SOURCE MATERIAL —
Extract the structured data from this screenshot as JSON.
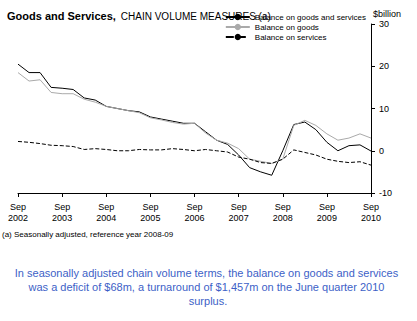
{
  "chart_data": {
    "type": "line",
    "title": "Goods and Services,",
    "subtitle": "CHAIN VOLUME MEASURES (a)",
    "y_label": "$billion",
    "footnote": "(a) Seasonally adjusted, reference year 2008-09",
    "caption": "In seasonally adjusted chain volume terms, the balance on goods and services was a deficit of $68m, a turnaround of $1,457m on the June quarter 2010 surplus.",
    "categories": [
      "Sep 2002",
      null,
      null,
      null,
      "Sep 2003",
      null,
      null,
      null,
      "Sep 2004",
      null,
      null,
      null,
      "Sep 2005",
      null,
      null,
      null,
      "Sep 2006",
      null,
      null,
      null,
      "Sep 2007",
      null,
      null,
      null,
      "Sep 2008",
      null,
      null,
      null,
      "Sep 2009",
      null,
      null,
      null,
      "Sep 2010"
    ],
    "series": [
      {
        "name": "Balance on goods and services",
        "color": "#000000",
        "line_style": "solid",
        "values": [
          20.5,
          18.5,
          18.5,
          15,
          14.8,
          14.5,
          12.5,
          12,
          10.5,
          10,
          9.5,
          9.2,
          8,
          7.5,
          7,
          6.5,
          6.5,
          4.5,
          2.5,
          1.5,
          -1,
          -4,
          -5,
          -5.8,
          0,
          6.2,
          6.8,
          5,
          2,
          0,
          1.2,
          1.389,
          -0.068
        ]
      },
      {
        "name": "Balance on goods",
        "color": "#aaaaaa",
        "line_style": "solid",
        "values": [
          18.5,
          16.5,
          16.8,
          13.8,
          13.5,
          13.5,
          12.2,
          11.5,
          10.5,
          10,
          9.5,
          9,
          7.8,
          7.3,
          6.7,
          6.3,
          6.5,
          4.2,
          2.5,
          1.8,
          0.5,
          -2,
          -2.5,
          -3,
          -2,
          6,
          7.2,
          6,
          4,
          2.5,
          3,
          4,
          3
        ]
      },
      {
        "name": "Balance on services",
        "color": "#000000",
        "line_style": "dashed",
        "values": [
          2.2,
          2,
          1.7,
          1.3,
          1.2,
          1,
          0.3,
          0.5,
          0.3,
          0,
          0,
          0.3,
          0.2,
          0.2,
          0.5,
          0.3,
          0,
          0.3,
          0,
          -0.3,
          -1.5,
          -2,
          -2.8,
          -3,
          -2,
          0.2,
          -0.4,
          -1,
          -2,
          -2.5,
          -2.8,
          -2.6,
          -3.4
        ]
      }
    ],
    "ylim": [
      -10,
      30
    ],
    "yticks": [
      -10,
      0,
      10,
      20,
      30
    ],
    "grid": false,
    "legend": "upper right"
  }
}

TASK OBJECTIVE —
Using the material above, retype each entry exactly and omit the pictures.

REPLY —
Extract the structured data from this screenshot as JSON.
{
  "chart_data": {
    "type": "line",
    "title": "Goods and Services,",
    "subtitle": "CHAIN VOLUME MEASURES (a)",
    "y_label": "$billion",
    "footnote": "(a) Seasonally adjusted, reference year 2008-09",
    "caption": "In seasonally adjusted chain volume terms, the balance on goods and services was a deficit of $68m, a turnaround of $1,457m on the June quarter 2010 surplus.",
    "categories": [
      "Sep 2002",
      null,
      null,
      null,
      "Sep 2003",
      null,
      null,
      null,
      "Sep 2004",
      null,
      null,
      null,
      "Sep 2005",
      null,
      null,
      null,
      "Sep 2006",
      null,
      null,
      null,
      "Sep 2007",
      null,
      null,
      null,
      "Sep 2008",
      null,
      null,
      null,
      "Sep 2009",
      null,
      null,
      null,
      "Sep 2010"
    ],
    "series": [
      {
        "name": "Balance on goods and services",
        "color": "#000000",
        "line_style": "solid",
        "values": [
          20.5,
          18.5,
          18.5,
          15,
          14.8,
          14.5,
          12.5,
          12,
          10.5,
          10,
          9.5,
          9.2,
          8,
          7.5,
          7,
          6.5,
          6.5,
          4.5,
          2.5,
          1.5,
          -1,
          -4,
          -5,
          -5.8,
          0,
          6.2,
          6.8,
          5,
          2,
          0,
          1.2,
          1.389,
          -0.068
        ]
      },
      {
        "name": "Balance on goods",
        "color": "#aaaaaa",
        "line_style": "solid",
        "values": [
          18.5,
          16.5,
          16.8,
          13.8,
          13.5,
          13.5,
          12.2,
          11.5,
          10.5,
          10,
          9.5,
          9,
          7.8,
          7.3,
          6.7,
          6.3,
          6.5,
          4.2,
          2.5,
          1.8,
          0.5,
          -2,
          -2.5,
          -3,
          -2,
          6,
          7.2,
          6,
          4,
          2.5,
          3,
          4,
          3
        ]
      },
      {
        "name": "Balance on services",
        "color": "#000000",
        "line_style": "dashed",
        "values": [
          2.2,
          2,
          1.7,
          1.3,
          1.2,
          1,
          0.3,
          0.5,
          0.3,
          0,
          0,
          0.3,
          0.2,
          0.2,
          0.5,
          0.3,
          0,
          0.3,
          0,
          -0.3,
          -1.5,
          -2,
          -2.8,
          -3,
          -2,
          0.2,
          -0.4,
          -1,
          -2,
          -2.5,
          -2.8,
          -2.6,
          -3.4
        ]
      }
    ],
    "ylim": [
      -10,
      30
    ],
    "yticks": [
      -10,
      0,
      10,
      20,
      30
    ],
    "grid": false,
    "legend": "upper right"
  }
}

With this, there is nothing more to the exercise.